(THE PROBLEM):
Would you quote the material below in full and unchanged?

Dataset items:
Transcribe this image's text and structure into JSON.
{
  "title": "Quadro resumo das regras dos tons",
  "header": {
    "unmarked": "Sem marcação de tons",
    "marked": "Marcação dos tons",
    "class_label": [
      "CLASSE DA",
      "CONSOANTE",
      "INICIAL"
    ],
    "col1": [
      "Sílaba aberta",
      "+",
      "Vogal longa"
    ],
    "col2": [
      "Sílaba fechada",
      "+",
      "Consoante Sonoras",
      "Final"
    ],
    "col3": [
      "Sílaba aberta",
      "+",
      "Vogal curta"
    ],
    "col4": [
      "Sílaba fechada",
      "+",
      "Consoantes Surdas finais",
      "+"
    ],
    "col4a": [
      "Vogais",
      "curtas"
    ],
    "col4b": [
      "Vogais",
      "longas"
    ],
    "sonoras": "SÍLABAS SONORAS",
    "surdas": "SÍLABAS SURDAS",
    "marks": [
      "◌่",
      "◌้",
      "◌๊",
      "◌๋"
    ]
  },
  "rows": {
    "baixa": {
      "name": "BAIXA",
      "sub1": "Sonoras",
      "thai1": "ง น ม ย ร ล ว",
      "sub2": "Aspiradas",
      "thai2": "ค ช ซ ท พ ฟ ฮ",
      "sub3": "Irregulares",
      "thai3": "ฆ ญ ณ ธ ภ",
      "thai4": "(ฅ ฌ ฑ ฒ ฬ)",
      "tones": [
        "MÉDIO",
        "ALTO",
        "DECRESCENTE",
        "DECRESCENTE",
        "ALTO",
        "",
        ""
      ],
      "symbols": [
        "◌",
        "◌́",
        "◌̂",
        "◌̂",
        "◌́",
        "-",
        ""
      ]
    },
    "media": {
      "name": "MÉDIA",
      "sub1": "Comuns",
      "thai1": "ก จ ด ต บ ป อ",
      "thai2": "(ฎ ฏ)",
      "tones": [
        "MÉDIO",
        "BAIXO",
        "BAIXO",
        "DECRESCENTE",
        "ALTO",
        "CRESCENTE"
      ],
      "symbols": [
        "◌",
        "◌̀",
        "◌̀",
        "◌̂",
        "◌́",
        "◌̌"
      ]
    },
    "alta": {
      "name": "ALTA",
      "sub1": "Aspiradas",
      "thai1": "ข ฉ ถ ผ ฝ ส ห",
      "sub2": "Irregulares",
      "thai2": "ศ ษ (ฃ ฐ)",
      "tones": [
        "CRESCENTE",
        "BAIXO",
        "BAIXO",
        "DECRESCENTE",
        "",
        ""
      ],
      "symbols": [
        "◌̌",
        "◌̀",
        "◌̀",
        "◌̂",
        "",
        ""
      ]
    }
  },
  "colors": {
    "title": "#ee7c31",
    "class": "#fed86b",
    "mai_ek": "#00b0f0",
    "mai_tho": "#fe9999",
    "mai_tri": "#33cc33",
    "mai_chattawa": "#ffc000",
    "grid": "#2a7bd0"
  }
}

(SOLUTION TO THIS PROBLEM):
Transcribe this image's text and structure into JSON.
{
  "title": "Quadro resumo das regras dos tons",
  "header": {
    "unmarked": "Sem marcação de tons",
    "marked": "Marcação dos tons",
    "class_label": [
      "CLASSE DA",
      "CONSOANTE",
      "INICIAL"
    ],
    "col1": [
      "Sílaba aberta",
      "+",
      "Vogal longa"
    ],
    "col2": [
      "Sílaba fechada",
      "+",
      "Consoante Sonoras",
      "Final"
    ],
    "col3": [
      "Sílaba aberta",
      "+",
      "Vogal curta"
    ],
    "col4": [
      "Sílaba fechada",
      "+",
      "Consoantes Surdas finais",
      "+"
    ],
    "col4a": [
      "Vogais",
      "curtas"
    ],
    "col4b": [
      "Vogais",
      "longas"
    ],
    "sonoras": "SÍLABAS SONORAS",
    "surdas": "SÍLABAS SURDAS",
    "marks": [
      "◌่",
      "◌้",
      "◌๊",
      "◌๋"
    ]
  },
  "rows": {
    "baixa": {
      "name": "BAIXA",
      "sub1": "Sonoras",
      "thai1": "ง น ม ย ร ล ว",
      "sub2": "Aspiradas",
      "thai2": "ค ช ซ ท พ ฟ ฮ",
      "sub3": "Irregulares",
      "thai3": "ฆ ญ ณ ธ ภ",
      "thai4": "(ฅ ฌ ฑ ฒ ฬ)",
      "tones": [
        "MÉDIO",
        "ALTO",
        "DECRESCENTE",
        "DECRESCENTE",
        "ALTO",
        "",
        ""
      ],
      "symbols": [
        "◌",
        "◌́",
        "◌̂",
        "◌̂",
        "◌́",
        "-",
        ""
      ]
    },
    "media": {
      "name": "MÉDIA",
      "sub1": "Comuns",
      "thai1": "ก จ ด ต บ ป อ",
      "thai2": "(ฎ ฏ)",
      "tones": [
        "MÉDIO",
        "BAIXO",
        "BAIXO",
        "DECRESCENTE",
        "ALTO",
        "CRESCENTE"
      ],
      "symbols": [
        "◌",
        "◌̀",
        "◌̀",
        "◌̂",
        "◌́",
        "◌̌"
      ]
    },
    "alta": {
      "name": "ALTA",
      "sub1": "Aspiradas",
      "thai1": "ข ฉ ถ ผ ฝ ส ห",
      "sub2": "Irregulares",
      "thai2": "ศ ษ (ฃ ฐ)",
      "tones": [
        "CRESCENTE",
        "BAIXO",
        "BAIXO",
        "DECRESCENTE",
        "",
        ""
      ],
      "symbols": [
        "◌̌",
        "◌̀",
        "◌̀",
        "◌̂",
        "",
        ""
      ]
    }
  },
  "colors": {
    "title": "#ee7c31",
    "class": "#fed86b",
    "mai_ek": "#00b0f0",
    "mai_tho": "#fe9999",
    "mai_tri": "#33cc33",
    "mai_chattawa": "#ffc000",
    "grid": "#2a7bd0"
  }
}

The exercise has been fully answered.